Instructions for the task — Transcribe each line of the records below exactly, excluding any embedded images.

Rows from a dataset
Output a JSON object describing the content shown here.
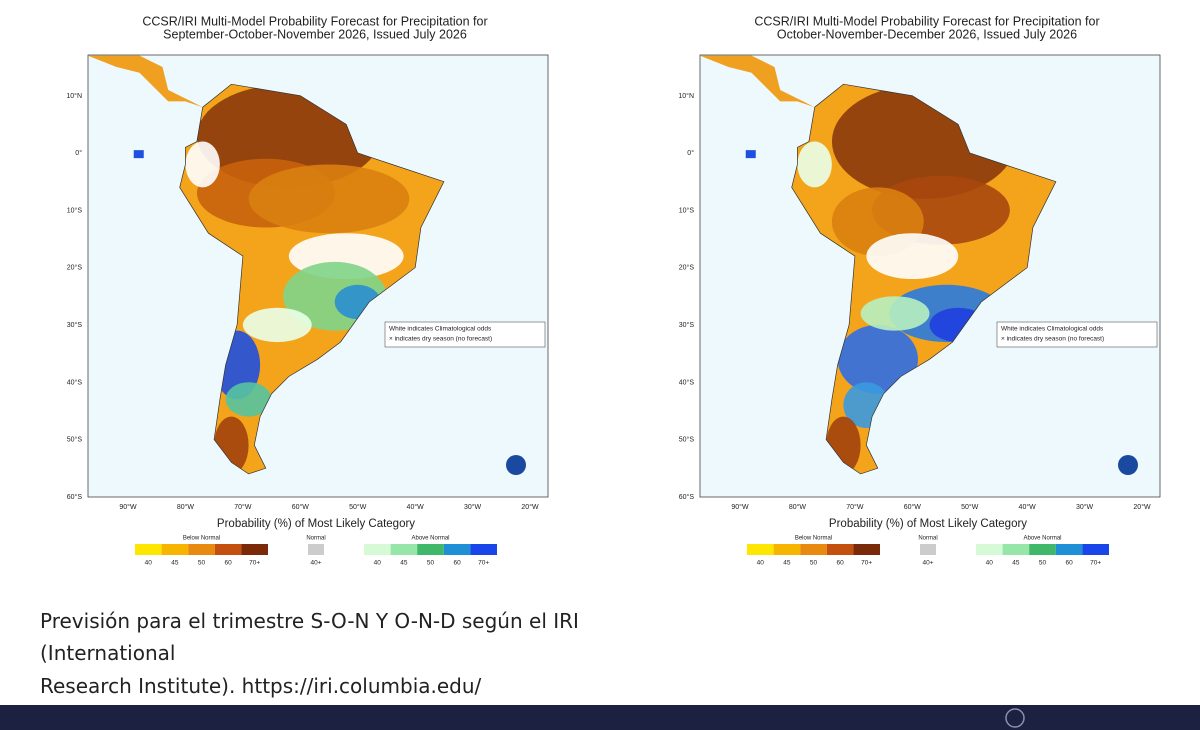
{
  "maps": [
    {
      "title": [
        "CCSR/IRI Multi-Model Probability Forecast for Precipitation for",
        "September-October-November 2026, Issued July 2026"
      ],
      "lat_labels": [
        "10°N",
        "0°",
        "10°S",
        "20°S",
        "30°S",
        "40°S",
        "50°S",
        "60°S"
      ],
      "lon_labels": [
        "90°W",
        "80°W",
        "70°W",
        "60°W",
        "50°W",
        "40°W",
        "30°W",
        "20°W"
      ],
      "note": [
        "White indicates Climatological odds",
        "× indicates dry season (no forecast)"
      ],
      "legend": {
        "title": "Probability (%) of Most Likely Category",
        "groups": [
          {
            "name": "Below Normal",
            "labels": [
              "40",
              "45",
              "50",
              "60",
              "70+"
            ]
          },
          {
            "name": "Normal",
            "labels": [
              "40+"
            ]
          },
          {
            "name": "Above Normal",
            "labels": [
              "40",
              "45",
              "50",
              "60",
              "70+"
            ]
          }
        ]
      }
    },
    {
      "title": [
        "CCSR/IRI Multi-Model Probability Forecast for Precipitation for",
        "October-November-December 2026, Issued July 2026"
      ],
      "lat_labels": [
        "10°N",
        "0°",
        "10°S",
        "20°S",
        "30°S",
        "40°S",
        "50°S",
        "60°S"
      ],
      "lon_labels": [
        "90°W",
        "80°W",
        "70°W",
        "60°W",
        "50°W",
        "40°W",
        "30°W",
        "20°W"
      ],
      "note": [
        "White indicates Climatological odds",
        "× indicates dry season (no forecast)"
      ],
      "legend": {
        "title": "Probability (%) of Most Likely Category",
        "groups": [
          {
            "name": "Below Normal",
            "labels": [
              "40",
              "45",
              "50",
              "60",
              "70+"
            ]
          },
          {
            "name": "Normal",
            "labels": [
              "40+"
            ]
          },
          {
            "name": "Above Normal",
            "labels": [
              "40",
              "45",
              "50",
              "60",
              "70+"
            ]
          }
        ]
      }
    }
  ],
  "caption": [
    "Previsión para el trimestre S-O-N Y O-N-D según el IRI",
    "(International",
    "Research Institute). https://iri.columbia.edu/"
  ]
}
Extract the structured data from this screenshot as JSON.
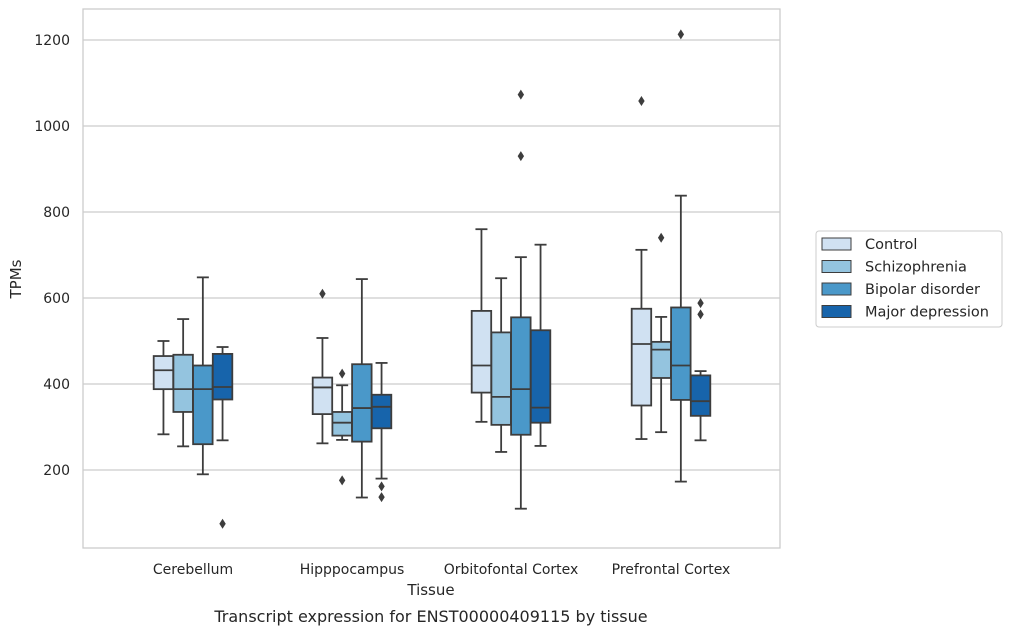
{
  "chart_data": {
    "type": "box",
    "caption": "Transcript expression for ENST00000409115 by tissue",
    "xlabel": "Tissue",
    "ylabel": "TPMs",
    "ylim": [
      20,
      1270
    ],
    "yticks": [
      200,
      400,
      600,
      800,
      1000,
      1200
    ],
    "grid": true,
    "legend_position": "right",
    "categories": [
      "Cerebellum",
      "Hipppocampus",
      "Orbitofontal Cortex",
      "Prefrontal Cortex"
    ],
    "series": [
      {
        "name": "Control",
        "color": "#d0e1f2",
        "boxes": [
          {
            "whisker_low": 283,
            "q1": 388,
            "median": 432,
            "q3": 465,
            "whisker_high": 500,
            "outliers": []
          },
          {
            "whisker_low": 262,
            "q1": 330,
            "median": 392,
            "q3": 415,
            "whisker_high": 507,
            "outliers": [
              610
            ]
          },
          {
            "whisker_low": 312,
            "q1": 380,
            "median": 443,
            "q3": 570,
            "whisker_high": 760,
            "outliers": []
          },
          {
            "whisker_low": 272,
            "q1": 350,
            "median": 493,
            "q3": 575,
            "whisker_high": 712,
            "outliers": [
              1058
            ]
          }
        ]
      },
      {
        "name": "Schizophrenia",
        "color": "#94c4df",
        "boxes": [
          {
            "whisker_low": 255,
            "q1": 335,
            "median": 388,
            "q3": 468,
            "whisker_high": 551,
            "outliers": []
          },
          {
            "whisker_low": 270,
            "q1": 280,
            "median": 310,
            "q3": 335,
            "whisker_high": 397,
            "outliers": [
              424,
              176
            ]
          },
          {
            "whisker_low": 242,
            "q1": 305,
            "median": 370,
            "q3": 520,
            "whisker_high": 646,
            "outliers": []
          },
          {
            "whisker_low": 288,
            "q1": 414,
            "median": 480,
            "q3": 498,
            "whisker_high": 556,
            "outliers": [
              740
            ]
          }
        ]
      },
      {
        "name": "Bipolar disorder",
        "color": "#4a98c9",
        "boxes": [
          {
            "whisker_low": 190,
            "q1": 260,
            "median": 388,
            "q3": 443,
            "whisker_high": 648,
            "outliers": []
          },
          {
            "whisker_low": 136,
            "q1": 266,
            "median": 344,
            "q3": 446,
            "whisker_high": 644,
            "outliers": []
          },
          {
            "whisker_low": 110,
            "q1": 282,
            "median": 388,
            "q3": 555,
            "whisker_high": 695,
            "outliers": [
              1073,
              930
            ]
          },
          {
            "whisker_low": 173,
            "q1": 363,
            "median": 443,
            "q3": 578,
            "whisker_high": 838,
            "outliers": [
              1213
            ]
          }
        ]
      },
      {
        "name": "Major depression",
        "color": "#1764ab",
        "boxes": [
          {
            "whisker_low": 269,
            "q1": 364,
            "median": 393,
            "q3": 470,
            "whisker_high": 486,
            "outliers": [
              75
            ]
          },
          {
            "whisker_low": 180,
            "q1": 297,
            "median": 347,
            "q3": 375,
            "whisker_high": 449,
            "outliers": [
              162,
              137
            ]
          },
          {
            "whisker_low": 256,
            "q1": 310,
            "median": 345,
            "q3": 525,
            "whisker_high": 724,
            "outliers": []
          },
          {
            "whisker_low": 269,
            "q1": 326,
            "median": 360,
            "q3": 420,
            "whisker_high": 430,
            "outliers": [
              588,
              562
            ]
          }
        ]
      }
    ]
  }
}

Worked solution —
Output a JSON object describing the content shown here.
{
  "maps": [
    {
      "title": [
        "CCSR/IRI Multi-Model Probability Forecast for Precipitation for",
        "September-October-November 2026, Issued July 2026"
      ],
      "lat_labels": [
        "10°N",
        "0°",
        "10°S",
        "20°S",
        "30°S",
        "40°S",
        "50°S",
        "60°S"
      ],
      "lon_labels": [
        "90°W",
        "80°W",
        "70°W",
        "60°W",
        "50°W",
        "40°W",
        "30°W",
        "20°W"
      ],
      "note": [
        "White indicates Climatological odds",
        "× indicates dry season (no forecast)"
      ],
      "legend": {
        "title": "Probability (%) of Most Likely Category",
        "groups": [
          {
            "name": "Below Normal",
            "labels": [
              "40",
              "45",
              "50",
              "60",
              "70+"
            ]
          },
          {
            "name": "Normal",
            "labels": [
              "40+"
            ]
          },
          {
            "name": "Above Normal",
            "labels": [
              "40",
              "45",
              "50",
              "60",
              "70+"
            ]
          }
        ]
      }
    },
    {
      "title": [
        "CCSR/IRI Multi-Model Probability Forecast for Precipitation for",
        "October-November-December 2026, Issued July 2026"
      ],
      "lat_labels": [
        "10°N",
        "0°",
        "10°S",
        "20°S",
        "30°S",
        "40°S",
        "50°S",
        "60°S"
      ],
      "lon_labels": [
        "90°W",
        "80°W",
        "70°W",
        "60°W",
        "50°W",
        "40°W",
        "30°W",
        "20°W"
      ],
      "note": [
        "White indicates Climatological odds",
        "× indicates dry season (no forecast)"
      ],
      "legend": {
        "title": "Probability (%) of Most Likely Category",
        "groups": [
          {
            "name": "Below Normal",
            "labels": [
              "40",
              "45",
              "50",
              "60",
              "70+"
            ]
          },
          {
            "name": "Normal",
            "labels": [
              "40+"
            ]
          },
          {
            "name": "Above Normal",
            "labels": [
              "40",
              "45",
              "50",
              "60",
              "70+"
            ]
          }
        ]
      }
    }
  ],
  "caption": [
    "Previsión para el trimestre S-O-N Y O-N-D según el IRI",
    "(International",
    "Research Institute). https://iri.columbia.edu/"
  ]
}
Extract the structured data from this screenshot as JSON.
{
  "chart_data": {
    "type": "box",
    "caption": "Transcript expression for ENST00000409115 by tissue",
    "xlabel": "Tissue",
    "ylabel": "TPMs",
    "ylim": [
      20,
      1270
    ],
    "yticks": [
      200,
      400,
      600,
      800,
      1000,
      1200
    ],
    "grid": true,
    "legend_position": "right",
    "categories": [
      "Cerebellum",
      "Hipppocampus",
      "Orbitofontal Cortex",
      "Prefrontal Cortex"
    ],
    "series": [
      {
        "name": "Control",
        "color": "#d0e1f2",
        "boxes": [
          {
            "whisker_low": 283,
            "q1": 388,
            "median": 432,
            "q3": 465,
            "whisker_high": 500,
            "outliers": []
          },
          {
            "whisker_low": 262,
            "q1": 330,
            "median": 392,
            "q3": 415,
            "whisker_high": 507,
            "outliers": [
              610
            ]
          },
          {
            "whisker_low": 312,
            "q1": 380,
            "median": 443,
            "q3": 570,
            "whisker_high": 760,
            "outliers": []
          },
          {
            "whisker_low": 272,
            "q1": 350,
            "median": 493,
            "q3": 575,
            "whisker_high": 712,
            "outliers": [
              1058
            ]
          }
        ]
      },
      {
        "name": "Schizophrenia",
        "color": "#94c4df",
        "boxes": [
          {
            "whisker_low": 255,
            "q1": 335,
            "median": 388,
            "q3": 468,
            "whisker_high": 551,
            "outliers": []
          },
          {
            "whisker_low": 270,
            "q1": 280,
            "median": 310,
            "q3": 335,
            "whisker_high": 397,
            "outliers": [
              424,
              176
            ]
          },
          {
            "whisker_low": 242,
            "q1": 305,
            "median": 370,
            "q3": 520,
            "whisker_high": 646,
            "outliers": []
          },
          {
            "whisker_low": 288,
            "q1": 414,
            "median": 480,
            "q3": 498,
            "whisker_high": 556,
            "outliers": [
              740
            ]
          }
        ]
      },
      {
        "name": "Bipolar disorder",
        "color": "#4a98c9",
        "boxes": [
          {
            "whisker_low": 190,
            "q1": 260,
            "median": 388,
            "q3": 443,
            "whisker_high": 648,
            "outliers": []
          },
          {
            "whisker_low": 136,
            "q1": 266,
            "median": 344,
            "q3": 446,
            "whisker_high": 644,
            "outliers": []
          },
          {
            "whisker_low": 110,
            "q1": 282,
            "median": 388,
            "q3": 555,
            "whisker_high": 695,
            "outliers": [
              1073,
              930
            ]
          },
          {
            "whisker_low": 173,
            "q1": 363,
            "median": 443,
            "q3": 578,
            "whisker_high": 838,
            "outliers": [
              1213
            ]
          }
        ]
      },
      {
        "name": "Major depression",
        "color": "#1764ab",
        "boxes": [
          {
            "whisker_low": 269,
            "q1": 364,
            "median": 393,
            "q3": 470,
            "whisker_high": 486,
            "outliers": [
              75
            ]
          },
          {
            "whisker_low": 180,
            "q1": 297,
            "median": 347,
            "q3": 375,
            "whisker_high": 449,
            "outliers": [
              162,
              137
            ]
          },
          {
            "whisker_low": 256,
            "q1": 310,
            "median": 345,
            "q3": 525,
            "whisker_high": 724,
            "outliers": []
          },
          {
            "whisker_low": 269,
            "q1": 326,
            "median": 360,
            "q3": 420,
            "whisker_high": 430,
            "outliers": [
              588,
              562
            ]
          }
        ]
      }
    ]
  }
}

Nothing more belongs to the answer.